= Stated problem =
Every line of the listing must be reproduced as it stands. Leave the images behind.

--- begin Dataset excerpts ---

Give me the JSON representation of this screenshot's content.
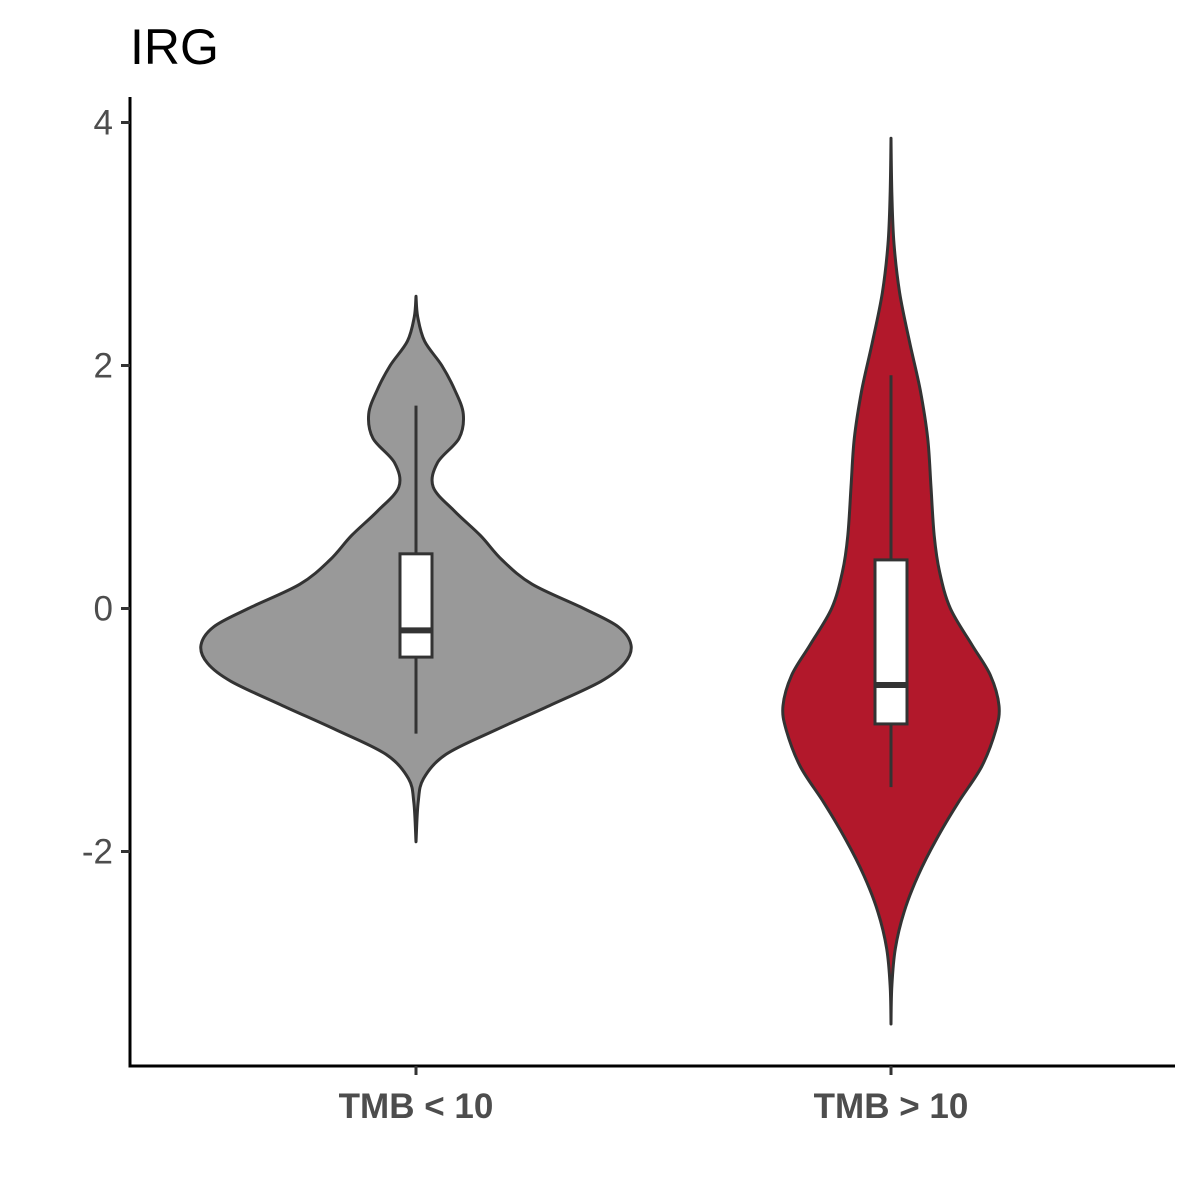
{
  "chart_data": {
    "type": "violin",
    "title": "IRG",
    "xlabel": "",
    "ylabel": "",
    "ylim": [
      -3.75,
      4.2
    ],
    "yticks": [
      {
        "value": -2,
        "label": "-2"
      },
      {
        "value": 0,
        "label": "0"
      },
      {
        "value": 2,
        "label": "2"
      },
      {
        "value": 4,
        "label": "4"
      }
    ],
    "categories": [
      "TMB < 10",
      "TMB > 10"
    ],
    "grid": false,
    "legend": "none",
    "series": [
      {
        "category": "TMB < 10",
        "color": "#999999",
        "box": {
          "whisker_low": -1.03,
          "q1": -0.4,
          "median": -0.18,
          "q3": 0.45,
          "whisker_high": 1.67
        },
        "violin_range": [
          -1.92,
          2.57
        ],
        "density": [
          [
            -1.92,
            0.0
          ],
          [
            -1.6,
            0.01
          ],
          [
            -1.4,
            0.035
          ],
          [
            -1.2,
            0.14
          ],
          [
            -1.0,
            0.37
          ],
          [
            -0.8,
            0.62
          ],
          [
            -0.6,
            0.86
          ],
          [
            -0.45,
            0.97
          ],
          [
            -0.3,
            1.0
          ],
          [
            -0.15,
            0.94
          ],
          [
            0.0,
            0.78
          ],
          [
            0.2,
            0.54
          ],
          [
            0.4,
            0.4
          ],
          [
            0.6,
            0.3
          ],
          [
            0.8,
            0.18
          ],
          [
            1.0,
            0.08
          ],
          [
            1.2,
            0.1
          ],
          [
            1.4,
            0.2
          ],
          [
            1.6,
            0.22
          ],
          [
            1.8,
            0.18
          ],
          [
            2.0,
            0.12
          ],
          [
            2.2,
            0.04
          ],
          [
            2.4,
            0.008
          ],
          [
            2.57,
            0.0
          ]
        ]
      },
      {
        "category": "TMB > 10",
        "color": "#b2182b",
        "box": {
          "whisker_low": -1.47,
          "q1": -0.95,
          "median": -0.63,
          "q3": 0.4,
          "whisker_high": 1.92
        },
        "violin_range": [
          -3.42,
          3.87
        ],
        "density": [
          [
            -3.42,
            0.0
          ],
          [
            -3.1,
            0.008
          ],
          [
            -2.8,
            0.04
          ],
          [
            -2.5,
            0.12
          ],
          [
            -2.2,
            0.25
          ],
          [
            -1.9,
            0.42
          ],
          [
            -1.6,
            0.62
          ],
          [
            -1.3,
            0.84
          ],
          [
            -1.0,
            0.97
          ],
          [
            -0.8,
            1.0
          ],
          [
            -0.55,
            0.92
          ],
          [
            -0.3,
            0.75
          ],
          [
            0.0,
            0.55
          ],
          [
            0.3,
            0.45
          ],
          [
            0.6,
            0.4
          ],
          [
            1.0,
            0.37
          ],
          [
            1.4,
            0.34
          ],
          [
            1.8,
            0.27
          ],
          [
            2.2,
            0.17
          ],
          [
            2.6,
            0.08
          ],
          [
            3.0,
            0.028
          ],
          [
            3.4,
            0.008
          ],
          [
            3.87,
            0.0
          ]
        ]
      }
    ]
  }
}
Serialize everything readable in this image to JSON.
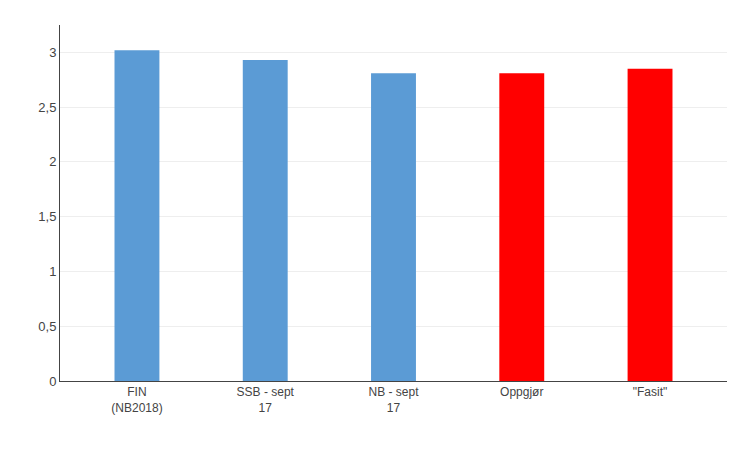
{
  "chart_data": {
    "type": "bar",
    "categories": [
      "FIN\n(NB2018)",
      "SSB - sept\n17",
      "NB - sept\n17",
      "Oppgjør",
      "\"Fasit\""
    ],
    "values": [
      3.02,
      2.93,
      2.81,
      2.81,
      2.85
    ],
    "colors": [
      "#5B9BD5",
      "#5B9BD5",
      "#5B9BD5",
      "#FF0000",
      "#FF0000"
    ],
    "ylim": [
      0,
      3.25
    ],
    "yticks": [
      0,
      {
        "value": 0.5,
        "label": "0,5"
      },
      1,
      {
        "value": 1.5,
        "label": "1,5"
      },
      2,
      {
        "value": 2.5,
        "label": "2,5"
      },
      3
    ],
    "grid": true
  }
}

--- end Dataset excerpts ---

= Final result =
Give me the JSON representation of this screenshot's content.
{
  "chart_data": {
    "type": "violin",
    "title": "IRG",
    "xlabel": "",
    "ylabel": "",
    "ylim": [
      -3.75,
      4.2
    ],
    "yticks": [
      {
        "value": -2,
        "label": "-2"
      },
      {
        "value": 0,
        "label": "0"
      },
      {
        "value": 2,
        "label": "2"
      },
      {
        "value": 4,
        "label": "4"
      }
    ],
    "categories": [
      "TMB < 10",
      "TMB > 10"
    ],
    "grid": false,
    "legend": "none",
    "series": [
      {
        "category": "TMB < 10",
        "color": "#999999",
        "box": {
          "whisker_low": -1.03,
          "q1": -0.4,
          "median": -0.18,
          "q3": 0.45,
          "whisker_high": 1.67
        },
        "violin_range": [
          -1.92,
          2.57
        ],
        "density": [
          [
            -1.92,
            0.0
          ],
          [
            -1.6,
            0.01
          ],
          [
            -1.4,
            0.035
          ],
          [
            -1.2,
            0.14
          ],
          [
            -1.0,
            0.37
          ],
          [
            -0.8,
            0.62
          ],
          [
            -0.6,
            0.86
          ],
          [
            -0.45,
            0.97
          ],
          [
            -0.3,
            1.0
          ],
          [
            -0.15,
            0.94
          ],
          [
            0.0,
            0.78
          ],
          [
            0.2,
            0.54
          ],
          [
            0.4,
            0.4
          ],
          [
            0.6,
            0.3
          ],
          [
            0.8,
            0.18
          ],
          [
            1.0,
            0.08
          ],
          [
            1.2,
            0.1
          ],
          [
            1.4,
            0.2
          ],
          [
            1.6,
            0.22
          ],
          [
            1.8,
            0.18
          ],
          [
            2.0,
            0.12
          ],
          [
            2.2,
            0.04
          ],
          [
            2.4,
            0.008
          ],
          [
            2.57,
            0.0
          ]
        ]
      },
      {
        "category": "TMB > 10",
        "color": "#b2182b",
        "box": {
          "whisker_low": -1.47,
          "q1": -0.95,
          "median": -0.63,
          "q3": 0.4,
          "whisker_high": 1.92
        },
        "violin_range": [
          -3.42,
          3.87
        ],
        "density": [
          [
            -3.42,
            0.0
          ],
          [
            -3.1,
            0.008
          ],
          [
            -2.8,
            0.04
          ],
          [
            -2.5,
            0.12
          ],
          [
            -2.2,
            0.25
          ],
          [
            -1.9,
            0.42
          ],
          [
            -1.6,
            0.62
          ],
          [
            -1.3,
            0.84
          ],
          [
            -1.0,
            0.97
          ],
          [
            -0.8,
            1.0
          ],
          [
            -0.55,
            0.92
          ],
          [
            -0.3,
            0.75
          ],
          [
            0.0,
            0.55
          ],
          [
            0.3,
            0.45
          ],
          [
            0.6,
            0.4
          ],
          [
            1.0,
            0.37
          ],
          [
            1.4,
            0.34
          ],
          [
            1.8,
            0.27
          ],
          [
            2.2,
            0.17
          ],
          [
            2.6,
            0.08
          ],
          [
            3.0,
            0.028
          ],
          [
            3.4,
            0.008
          ],
          [
            3.87,
            0.0
          ]
        ]
      }
    ]
  }
}
Serialize everything readable in this image to JSON.
{
  "chart_data": {
    "type": "bar",
    "categories": [
      "FIN\n(NB2018)",
      "SSB - sept\n17",
      "NB - sept\n17",
      "Oppgjør",
      "\"Fasit\""
    ],
    "values": [
      3.02,
      2.93,
      2.81,
      2.81,
      2.85
    ],
    "colors": [
      "#5B9BD5",
      "#5B9BD5",
      "#5B9BD5",
      "#FF0000",
      "#FF0000"
    ],
    "ylim": [
      0,
      3.25
    ],
    "yticks": [
      0,
      {
        "value": 0.5,
        "label": "0,5"
      },
      1,
      {
        "value": 1.5,
        "label": "1,5"
      },
      2,
      {
        "value": 2.5,
        "label": "2,5"
      },
      3
    ],
    "grid": true
  }
}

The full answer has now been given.